> _GIVEN REQUEST_: What follows is a listing; give it again exactly, in its entirety.

Excerpt from a dataset:

-- BEGIN --

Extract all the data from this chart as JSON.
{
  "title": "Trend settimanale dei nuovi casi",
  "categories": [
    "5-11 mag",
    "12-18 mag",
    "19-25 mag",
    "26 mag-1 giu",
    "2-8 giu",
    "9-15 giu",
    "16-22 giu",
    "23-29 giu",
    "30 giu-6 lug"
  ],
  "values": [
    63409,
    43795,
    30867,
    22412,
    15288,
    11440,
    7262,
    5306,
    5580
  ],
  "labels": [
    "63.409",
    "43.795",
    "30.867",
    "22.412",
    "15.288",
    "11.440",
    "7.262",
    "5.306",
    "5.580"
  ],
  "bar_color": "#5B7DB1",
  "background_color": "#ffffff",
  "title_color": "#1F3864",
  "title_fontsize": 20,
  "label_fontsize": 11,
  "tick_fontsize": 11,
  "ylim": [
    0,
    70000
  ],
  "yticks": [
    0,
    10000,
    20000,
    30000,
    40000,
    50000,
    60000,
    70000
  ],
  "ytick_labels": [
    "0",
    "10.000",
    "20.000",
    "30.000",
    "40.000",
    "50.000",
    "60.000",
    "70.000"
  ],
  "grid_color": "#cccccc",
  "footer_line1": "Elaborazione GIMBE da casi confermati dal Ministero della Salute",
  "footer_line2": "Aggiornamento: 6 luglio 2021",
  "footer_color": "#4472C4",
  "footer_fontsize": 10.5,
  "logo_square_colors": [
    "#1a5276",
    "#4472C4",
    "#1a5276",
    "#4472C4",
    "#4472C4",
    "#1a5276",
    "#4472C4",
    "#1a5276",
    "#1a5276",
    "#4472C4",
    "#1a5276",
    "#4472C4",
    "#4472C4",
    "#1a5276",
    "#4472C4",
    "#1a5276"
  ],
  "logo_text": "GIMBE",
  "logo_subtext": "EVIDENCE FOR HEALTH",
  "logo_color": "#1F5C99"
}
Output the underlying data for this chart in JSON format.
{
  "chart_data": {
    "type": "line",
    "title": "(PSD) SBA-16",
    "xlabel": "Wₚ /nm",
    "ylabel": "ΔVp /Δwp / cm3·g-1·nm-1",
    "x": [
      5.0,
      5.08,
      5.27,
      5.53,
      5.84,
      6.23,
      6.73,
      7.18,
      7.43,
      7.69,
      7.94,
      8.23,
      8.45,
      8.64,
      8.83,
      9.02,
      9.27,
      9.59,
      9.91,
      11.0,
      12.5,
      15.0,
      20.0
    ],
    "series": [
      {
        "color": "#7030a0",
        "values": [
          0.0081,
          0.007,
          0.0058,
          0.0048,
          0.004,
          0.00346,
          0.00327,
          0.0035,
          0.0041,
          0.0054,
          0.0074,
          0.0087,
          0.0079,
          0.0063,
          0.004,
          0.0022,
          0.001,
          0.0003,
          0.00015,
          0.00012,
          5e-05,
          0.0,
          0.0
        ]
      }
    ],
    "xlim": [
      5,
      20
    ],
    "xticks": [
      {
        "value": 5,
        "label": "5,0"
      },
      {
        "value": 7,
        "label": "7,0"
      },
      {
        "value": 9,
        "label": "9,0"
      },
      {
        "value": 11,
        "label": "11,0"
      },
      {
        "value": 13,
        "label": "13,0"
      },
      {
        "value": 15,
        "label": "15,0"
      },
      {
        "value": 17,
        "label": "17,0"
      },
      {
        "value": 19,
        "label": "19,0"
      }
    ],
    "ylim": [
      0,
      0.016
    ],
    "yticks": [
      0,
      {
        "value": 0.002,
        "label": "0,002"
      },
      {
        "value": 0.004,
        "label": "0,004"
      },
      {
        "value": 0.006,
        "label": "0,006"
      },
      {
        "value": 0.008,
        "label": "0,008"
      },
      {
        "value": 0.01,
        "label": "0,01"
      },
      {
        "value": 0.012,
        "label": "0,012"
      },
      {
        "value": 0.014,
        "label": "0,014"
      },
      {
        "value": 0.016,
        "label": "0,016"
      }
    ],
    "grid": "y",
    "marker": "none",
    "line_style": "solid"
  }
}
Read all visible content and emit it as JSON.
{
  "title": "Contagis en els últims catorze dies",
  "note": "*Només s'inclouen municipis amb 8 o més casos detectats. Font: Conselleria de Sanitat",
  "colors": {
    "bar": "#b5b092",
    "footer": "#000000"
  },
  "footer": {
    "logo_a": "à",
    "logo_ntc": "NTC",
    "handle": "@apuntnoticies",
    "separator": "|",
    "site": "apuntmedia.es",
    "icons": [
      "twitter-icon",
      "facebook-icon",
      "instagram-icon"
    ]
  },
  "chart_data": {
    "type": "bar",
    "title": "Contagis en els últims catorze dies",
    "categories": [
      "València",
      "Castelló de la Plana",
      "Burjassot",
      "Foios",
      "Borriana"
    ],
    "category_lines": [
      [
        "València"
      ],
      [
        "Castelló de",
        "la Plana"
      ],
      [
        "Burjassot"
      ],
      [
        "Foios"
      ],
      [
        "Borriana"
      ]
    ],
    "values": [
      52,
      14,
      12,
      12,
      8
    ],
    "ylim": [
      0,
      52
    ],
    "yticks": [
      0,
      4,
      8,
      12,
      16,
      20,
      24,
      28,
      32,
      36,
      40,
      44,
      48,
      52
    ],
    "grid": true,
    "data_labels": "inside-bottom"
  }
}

-- END --

> _ANSWER BELOW_:
Extract all the data from this chart as JSON.
{
  "title": "Trend settimanale dei nuovi casi",
  "categories": [
    "5-11 mag",
    "12-18 mag",
    "19-25 mag",
    "26 mag-1 giu",
    "2-8 giu",
    "9-15 giu",
    "16-22 giu",
    "23-29 giu",
    "30 giu-6 lug"
  ],
  "values": [
    63409,
    43795,
    30867,
    22412,
    15288,
    11440,
    7262,
    5306,
    5580
  ],
  "labels": [
    "63.409",
    "43.795",
    "30.867",
    "22.412",
    "15.288",
    "11.440",
    "7.262",
    "5.306",
    "5.580"
  ],
  "bar_color": "#5B7DB1",
  "background_color": "#ffffff",
  "title_color": "#1F3864",
  "title_fontsize": 20,
  "label_fontsize": 11,
  "tick_fontsize": 11,
  "ylim": [
    0,
    70000
  ],
  "yticks": [
    0,
    10000,
    20000,
    30000,
    40000,
    50000,
    60000,
    70000
  ],
  "ytick_labels": [
    "0",
    "10.000",
    "20.000",
    "30.000",
    "40.000",
    "50.000",
    "60.000",
    "70.000"
  ],
  "grid_color": "#cccccc",
  "footer_line1": "Elaborazione GIMBE da casi confermati dal Ministero della Salute",
  "footer_line2": "Aggiornamento: 6 luglio 2021",
  "footer_color": "#4472C4",
  "footer_fontsize": 10.5,
  "logo_square_colors": [
    "#1a5276",
    "#4472C4",
    "#1a5276",
    "#4472C4",
    "#4472C4",
    "#1a5276",
    "#4472C4",
    "#1a5276",
    "#1a5276",
    "#4472C4",
    "#1a5276",
    "#4472C4",
    "#4472C4",
    "#1a5276",
    "#4472C4",
    "#1a5276"
  ],
  "logo_text": "GIMBE",
  "logo_subtext": "EVIDENCE FOR HEALTH",
  "logo_color": "#1F5C99"
}
Output the underlying data for this chart in JSON format.
{
  "chart_data": {
    "type": "line",
    "title": "(PSD) SBA-16",
    "xlabel": "Wₚ /nm",
    "ylabel": "ΔVp /Δwp / cm3·g-1·nm-1",
    "x": [
      5.0,
      5.08,
      5.27,
      5.53,
      5.84,
      6.23,
      6.73,
      7.18,
      7.43,
      7.69,
      7.94,
      8.23,
      8.45,
      8.64,
      8.83,
      9.02,
      9.27,
      9.59,
      9.91,
      11.0,
      12.5,
      15.0,
      20.0
    ],
    "series": [
      {
        "color": "#7030a0",
        "values": [
          0.0081,
          0.007,
          0.0058,
          0.0048,
          0.004,
          0.00346,
          0.00327,
          0.0035,
          0.0041,
          0.0054,
          0.0074,
          0.0087,
          0.0079,
          0.0063,
          0.004,
          0.0022,
          0.001,
          0.0003,
          0.00015,
          0.00012,
          5e-05,
          0.0,
          0.0
        ]
      }
    ],
    "xlim": [
      5,
      20
    ],
    "xticks": [
      {
        "value": 5,
        "label": "5,0"
      },
      {
        "value": 7,
        "label": "7,0"
      },
      {
        "value": 9,
        "label": "9,0"
      },
      {
        "value": 11,
        "label": "11,0"
      },
      {
        "value": 13,
        "label": "13,0"
      },
      {
        "value": 15,
        "label": "15,0"
      },
      {
        "value": 17,
        "label": "17,0"
      },
      {
        "value": 19,
        "label": "19,0"
      }
    ],
    "ylim": [
      0,
      0.016
    ],
    "yticks": [
      0,
      {
        "value": 0.002,
        "label": "0,002"
      },
      {
        "value": 0.004,
        "label": "0,004"
      },
      {
        "value": 0.006,
        "label": "0,006"
      },
      {
        "value": 0.008,
        "label": "0,008"
      },
      {
        "value": 0.01,
        "label": "0,01"
      },
      {
        "value": 0.012,
        "label": "0,012"
      },
      {
        "value": 0.014,
        "label": "0,014"
      },
      {
        "value": 0.016,
        "label": "0,016"
      }
    ],
    "grid": "y",
    "marker": "none",
    "line_style": "solid"
  }
}
Read all visible content and emit it as JSON.
{
  "title": "Contagis en els últims catorze dies",
  "note": "*Només s'inclouen municipis amb 8 o més casos detectats. Font: Conselleria de Sanitat",
  "colors": {
    "bar": "#b5b092",
    "footer": "#000000"
  },
  "footer": {
    "logo_a": "à",
    "logo_ntc": "NTC",
    "handle": "@apuntnoticies",
    "separator": "|",
    "site": "apuntmedia.es",
    "icons": [
      "twitter-icon",
      "facebook-icon",
      "instagram-icon"
    ]
  },
  "chart_data": {
    "type": "bar",
    "title": "Contagis en els últims catorze dies",
    "categories": [
      "València",
      "Castelló de la Plana",
      "Burjassot",
      "Foios",
      "Borriana"
    ],
    "category_lines": [
      [
        "València"
      ],
      [
        "Castelló de",
        "la Plana"
      ],
      [
        "Burjassot"
      ],
      [
        "Foios"
      ],
      [
        "Borriana"
      ]
    ],
    "values": [
      52,
      14,
      12,
      12,
      8
    ],
    "ylim": [
      0,
      52
    ],
    "yticks": [
      0,
      4,
      8,
      12,
      16,
      20,
      24,
      28,
      32,
      36,
      40,
      44,
      48,
      52
    ],
    "grid": true,
    "data_labels": "inside-bottom"
  }
}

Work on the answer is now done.